**Your task:** Find each line with the word "growth" and copy it.

**Data records:**
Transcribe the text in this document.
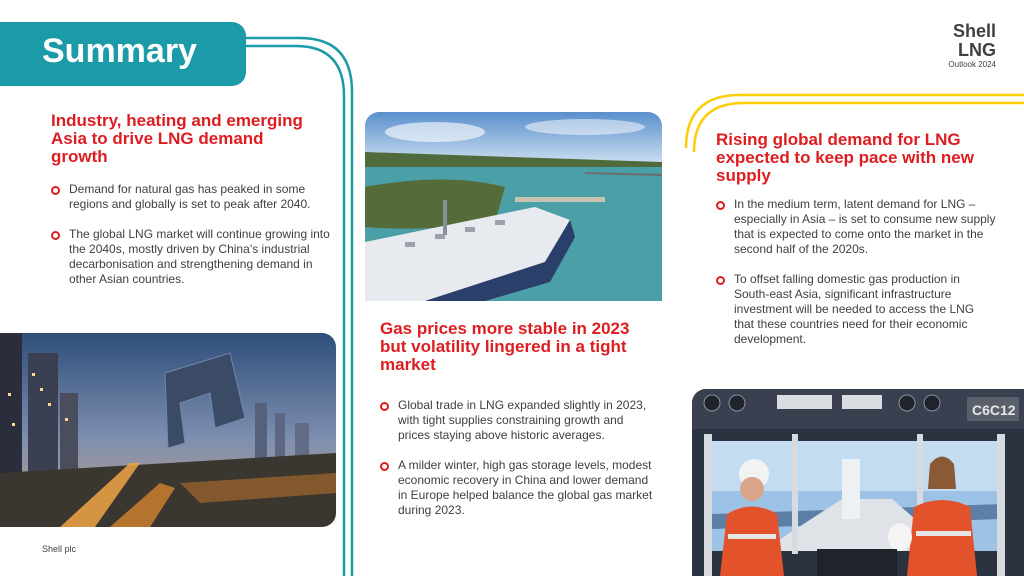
Summary
Shell
LNG
Outlook 2024
Industry, heating and emerging Asia to drive LNG demand growth
Demand for natural gas has peaked in some regions and globally is set to peak after 2040.
The global LNG market will continue growing into the 2040s, mostly driven by China’s industrial decarbonisation and strengthening demand in other Asian countries.
Gas prices more stable in 2023 but volatility lingered in a tight market
Global trade in LNG expanded slightly in 2023, with tight supplies constraining growth and prices staying above historic averages.
A milder winter, high gas storage levels, modest economic recovery in China and lower demand in Europe helped balance the global gas market during 2023.
Rising global demand for LNG expected to keep pace with new supply
In the medium term, latent demand for LNG – especially in Asia – is set to consume new supply that is expected to come onto the market in the second half of the 2020s.
To offset falling domestic gas production in South-east Asia, significant infrastructure investment will be needed to access the LNG that these countries need for their economic development.
C6C12
Shell plc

**Solution for this problem:**
Industry, heating and emerging Asia to drive LNG demand growth
Global trade in LNG expanded slightly in 2023, with tight supplies constraining growth and prices staying above historic averages.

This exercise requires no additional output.